Goal
Copy each line of the records that contains the word "Bacak".

Material for the task
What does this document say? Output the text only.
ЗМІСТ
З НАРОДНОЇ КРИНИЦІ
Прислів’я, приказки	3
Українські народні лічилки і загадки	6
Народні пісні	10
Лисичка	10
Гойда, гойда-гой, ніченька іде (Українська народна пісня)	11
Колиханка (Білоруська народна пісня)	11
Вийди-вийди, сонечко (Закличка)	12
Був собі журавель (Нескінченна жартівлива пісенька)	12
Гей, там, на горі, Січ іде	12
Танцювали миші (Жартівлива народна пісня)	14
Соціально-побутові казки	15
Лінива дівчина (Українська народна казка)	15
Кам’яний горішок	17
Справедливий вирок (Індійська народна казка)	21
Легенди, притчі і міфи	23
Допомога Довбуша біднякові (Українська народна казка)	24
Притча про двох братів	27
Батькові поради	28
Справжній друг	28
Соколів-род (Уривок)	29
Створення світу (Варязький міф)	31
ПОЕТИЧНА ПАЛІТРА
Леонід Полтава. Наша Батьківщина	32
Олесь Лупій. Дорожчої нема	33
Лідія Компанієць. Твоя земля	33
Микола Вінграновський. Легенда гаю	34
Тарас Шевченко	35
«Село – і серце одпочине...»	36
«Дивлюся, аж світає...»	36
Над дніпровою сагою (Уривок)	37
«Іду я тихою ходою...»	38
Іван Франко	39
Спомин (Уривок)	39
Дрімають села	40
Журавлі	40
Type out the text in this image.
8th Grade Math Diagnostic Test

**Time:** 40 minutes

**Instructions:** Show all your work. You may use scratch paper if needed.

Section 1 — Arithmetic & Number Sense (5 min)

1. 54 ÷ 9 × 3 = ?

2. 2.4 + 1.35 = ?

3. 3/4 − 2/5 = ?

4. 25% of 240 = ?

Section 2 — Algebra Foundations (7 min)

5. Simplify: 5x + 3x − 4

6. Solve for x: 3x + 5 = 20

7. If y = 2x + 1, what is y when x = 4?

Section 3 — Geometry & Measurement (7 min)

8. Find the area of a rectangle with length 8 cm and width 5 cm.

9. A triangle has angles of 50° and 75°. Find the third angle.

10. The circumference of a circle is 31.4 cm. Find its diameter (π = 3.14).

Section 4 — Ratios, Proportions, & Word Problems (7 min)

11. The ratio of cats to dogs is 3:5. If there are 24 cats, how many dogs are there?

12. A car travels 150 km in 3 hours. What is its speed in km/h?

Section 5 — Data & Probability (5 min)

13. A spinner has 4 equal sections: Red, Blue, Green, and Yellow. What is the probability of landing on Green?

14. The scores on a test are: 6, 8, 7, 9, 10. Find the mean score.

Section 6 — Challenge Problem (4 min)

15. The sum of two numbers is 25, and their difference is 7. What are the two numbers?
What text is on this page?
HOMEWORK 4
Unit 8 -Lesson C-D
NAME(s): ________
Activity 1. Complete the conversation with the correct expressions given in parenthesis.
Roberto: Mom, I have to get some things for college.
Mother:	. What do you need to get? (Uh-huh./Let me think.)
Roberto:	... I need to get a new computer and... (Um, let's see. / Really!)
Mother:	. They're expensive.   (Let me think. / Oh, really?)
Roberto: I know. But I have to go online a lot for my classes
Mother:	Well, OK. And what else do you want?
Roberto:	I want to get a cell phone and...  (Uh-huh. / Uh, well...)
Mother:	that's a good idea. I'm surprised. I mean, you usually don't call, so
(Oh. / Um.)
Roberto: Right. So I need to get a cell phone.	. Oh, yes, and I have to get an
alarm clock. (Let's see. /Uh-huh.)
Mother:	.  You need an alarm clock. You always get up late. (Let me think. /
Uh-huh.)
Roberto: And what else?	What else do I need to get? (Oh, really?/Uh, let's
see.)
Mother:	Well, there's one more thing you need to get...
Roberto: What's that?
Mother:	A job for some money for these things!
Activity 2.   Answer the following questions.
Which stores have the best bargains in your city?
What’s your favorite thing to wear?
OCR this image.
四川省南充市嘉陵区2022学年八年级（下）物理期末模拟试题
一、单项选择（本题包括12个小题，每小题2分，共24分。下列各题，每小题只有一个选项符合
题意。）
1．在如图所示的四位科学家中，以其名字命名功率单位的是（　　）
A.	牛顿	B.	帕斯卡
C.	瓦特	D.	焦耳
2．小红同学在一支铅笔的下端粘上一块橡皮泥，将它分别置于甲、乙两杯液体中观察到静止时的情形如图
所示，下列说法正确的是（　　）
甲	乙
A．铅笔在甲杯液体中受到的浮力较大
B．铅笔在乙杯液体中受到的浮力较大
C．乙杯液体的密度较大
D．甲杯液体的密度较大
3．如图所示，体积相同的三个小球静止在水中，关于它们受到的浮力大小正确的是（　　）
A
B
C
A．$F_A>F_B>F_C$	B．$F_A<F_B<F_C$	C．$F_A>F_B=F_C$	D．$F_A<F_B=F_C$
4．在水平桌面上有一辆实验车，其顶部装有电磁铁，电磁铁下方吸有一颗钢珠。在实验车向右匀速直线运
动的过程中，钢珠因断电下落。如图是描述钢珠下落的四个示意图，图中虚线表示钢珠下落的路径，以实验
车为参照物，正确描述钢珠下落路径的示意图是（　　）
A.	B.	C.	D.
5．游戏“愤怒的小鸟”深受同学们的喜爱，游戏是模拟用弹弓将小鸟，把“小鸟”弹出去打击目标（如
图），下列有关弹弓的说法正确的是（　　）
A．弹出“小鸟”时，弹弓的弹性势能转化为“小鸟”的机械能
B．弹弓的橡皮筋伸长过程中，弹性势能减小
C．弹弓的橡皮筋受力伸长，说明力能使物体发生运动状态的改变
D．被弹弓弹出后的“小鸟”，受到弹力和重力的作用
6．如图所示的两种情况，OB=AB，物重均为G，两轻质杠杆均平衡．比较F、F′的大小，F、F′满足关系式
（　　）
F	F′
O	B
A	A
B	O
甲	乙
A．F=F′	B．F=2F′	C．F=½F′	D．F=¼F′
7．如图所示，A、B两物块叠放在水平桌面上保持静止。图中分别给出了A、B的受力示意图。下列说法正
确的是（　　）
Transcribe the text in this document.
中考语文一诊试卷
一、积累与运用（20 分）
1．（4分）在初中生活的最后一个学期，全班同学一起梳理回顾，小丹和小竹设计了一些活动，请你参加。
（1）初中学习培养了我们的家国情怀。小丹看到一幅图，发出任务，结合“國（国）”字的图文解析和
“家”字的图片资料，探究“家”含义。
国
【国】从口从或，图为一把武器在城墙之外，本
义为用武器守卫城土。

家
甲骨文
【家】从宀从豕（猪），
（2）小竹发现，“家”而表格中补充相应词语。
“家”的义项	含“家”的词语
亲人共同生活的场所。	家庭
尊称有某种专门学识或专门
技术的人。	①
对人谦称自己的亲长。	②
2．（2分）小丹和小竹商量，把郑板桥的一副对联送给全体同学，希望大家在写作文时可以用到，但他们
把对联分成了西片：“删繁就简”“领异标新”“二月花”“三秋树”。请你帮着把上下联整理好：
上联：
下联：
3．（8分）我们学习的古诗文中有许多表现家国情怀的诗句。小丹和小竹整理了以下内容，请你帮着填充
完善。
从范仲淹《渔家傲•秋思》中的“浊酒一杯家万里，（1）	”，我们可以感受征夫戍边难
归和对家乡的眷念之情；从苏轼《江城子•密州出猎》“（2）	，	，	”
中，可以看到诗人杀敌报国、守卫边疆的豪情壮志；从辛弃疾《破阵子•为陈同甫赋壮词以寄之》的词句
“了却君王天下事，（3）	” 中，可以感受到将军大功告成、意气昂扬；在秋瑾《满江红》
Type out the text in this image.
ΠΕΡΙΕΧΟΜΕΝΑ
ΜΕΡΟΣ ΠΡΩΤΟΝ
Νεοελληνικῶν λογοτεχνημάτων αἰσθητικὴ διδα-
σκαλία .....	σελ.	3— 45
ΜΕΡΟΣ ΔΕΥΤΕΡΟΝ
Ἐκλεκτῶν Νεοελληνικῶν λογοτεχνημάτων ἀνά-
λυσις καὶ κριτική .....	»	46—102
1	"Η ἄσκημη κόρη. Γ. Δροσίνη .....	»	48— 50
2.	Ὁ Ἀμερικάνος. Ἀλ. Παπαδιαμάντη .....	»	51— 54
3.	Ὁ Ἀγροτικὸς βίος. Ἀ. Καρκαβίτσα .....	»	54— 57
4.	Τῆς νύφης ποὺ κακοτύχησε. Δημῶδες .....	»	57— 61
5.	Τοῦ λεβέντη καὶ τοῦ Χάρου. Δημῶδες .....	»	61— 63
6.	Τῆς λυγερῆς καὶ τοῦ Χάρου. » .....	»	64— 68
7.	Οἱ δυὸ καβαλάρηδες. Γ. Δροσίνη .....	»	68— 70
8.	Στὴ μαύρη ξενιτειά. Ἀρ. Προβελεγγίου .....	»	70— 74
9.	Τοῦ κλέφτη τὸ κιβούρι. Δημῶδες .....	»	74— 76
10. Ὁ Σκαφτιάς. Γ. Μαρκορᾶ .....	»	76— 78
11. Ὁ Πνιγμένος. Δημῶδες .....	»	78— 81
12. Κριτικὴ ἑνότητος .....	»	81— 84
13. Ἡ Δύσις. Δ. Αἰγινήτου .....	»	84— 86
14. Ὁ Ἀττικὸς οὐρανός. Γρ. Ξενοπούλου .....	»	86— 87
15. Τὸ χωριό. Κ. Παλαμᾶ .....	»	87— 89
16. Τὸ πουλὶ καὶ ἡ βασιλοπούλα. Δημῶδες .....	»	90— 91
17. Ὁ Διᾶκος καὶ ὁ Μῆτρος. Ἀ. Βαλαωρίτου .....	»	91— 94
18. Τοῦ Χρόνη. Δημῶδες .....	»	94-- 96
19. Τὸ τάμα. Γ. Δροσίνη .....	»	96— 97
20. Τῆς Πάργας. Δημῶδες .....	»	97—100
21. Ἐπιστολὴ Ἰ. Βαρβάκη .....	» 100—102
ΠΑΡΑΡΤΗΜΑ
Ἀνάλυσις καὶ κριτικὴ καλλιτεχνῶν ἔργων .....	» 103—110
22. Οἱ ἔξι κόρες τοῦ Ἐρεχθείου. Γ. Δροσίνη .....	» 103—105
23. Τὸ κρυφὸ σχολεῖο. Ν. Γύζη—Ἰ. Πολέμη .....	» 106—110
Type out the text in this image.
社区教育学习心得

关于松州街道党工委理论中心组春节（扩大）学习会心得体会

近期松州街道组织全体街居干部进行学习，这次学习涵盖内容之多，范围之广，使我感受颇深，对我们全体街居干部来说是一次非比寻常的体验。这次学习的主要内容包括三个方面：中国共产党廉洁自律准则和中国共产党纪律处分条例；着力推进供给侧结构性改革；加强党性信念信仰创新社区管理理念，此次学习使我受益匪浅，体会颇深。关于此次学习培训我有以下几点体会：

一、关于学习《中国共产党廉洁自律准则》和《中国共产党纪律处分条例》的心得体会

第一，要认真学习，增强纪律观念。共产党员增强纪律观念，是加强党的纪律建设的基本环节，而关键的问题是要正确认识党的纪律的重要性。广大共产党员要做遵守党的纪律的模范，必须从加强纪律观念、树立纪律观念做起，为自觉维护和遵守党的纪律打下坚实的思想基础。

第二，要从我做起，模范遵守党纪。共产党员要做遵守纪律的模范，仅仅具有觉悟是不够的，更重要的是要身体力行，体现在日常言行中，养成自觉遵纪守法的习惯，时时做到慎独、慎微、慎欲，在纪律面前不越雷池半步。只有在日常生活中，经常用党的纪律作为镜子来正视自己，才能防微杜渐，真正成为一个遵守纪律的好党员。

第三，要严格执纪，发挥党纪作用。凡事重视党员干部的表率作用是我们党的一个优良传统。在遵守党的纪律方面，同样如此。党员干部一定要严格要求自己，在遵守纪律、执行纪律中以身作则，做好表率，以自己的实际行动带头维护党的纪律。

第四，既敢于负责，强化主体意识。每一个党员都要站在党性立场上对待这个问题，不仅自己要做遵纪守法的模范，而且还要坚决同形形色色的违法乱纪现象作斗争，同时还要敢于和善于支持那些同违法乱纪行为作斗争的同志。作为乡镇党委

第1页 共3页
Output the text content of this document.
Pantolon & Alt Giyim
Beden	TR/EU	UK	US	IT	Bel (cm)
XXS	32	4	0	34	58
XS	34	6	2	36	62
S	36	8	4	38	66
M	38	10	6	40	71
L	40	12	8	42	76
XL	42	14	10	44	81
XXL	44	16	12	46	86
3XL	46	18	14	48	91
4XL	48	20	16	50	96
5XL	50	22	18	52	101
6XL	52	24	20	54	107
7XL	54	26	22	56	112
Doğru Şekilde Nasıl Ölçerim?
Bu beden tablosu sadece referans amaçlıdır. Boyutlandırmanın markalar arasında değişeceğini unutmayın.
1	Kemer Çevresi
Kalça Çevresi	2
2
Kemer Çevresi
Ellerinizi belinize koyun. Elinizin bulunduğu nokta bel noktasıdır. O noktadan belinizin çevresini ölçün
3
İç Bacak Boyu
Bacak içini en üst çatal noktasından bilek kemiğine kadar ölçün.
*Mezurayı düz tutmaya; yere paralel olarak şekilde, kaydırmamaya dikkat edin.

Response for this exercise
İç Bacak Boyu
Bacak içini en üst çatal noktasından bilek kemiğine kadar ölçün.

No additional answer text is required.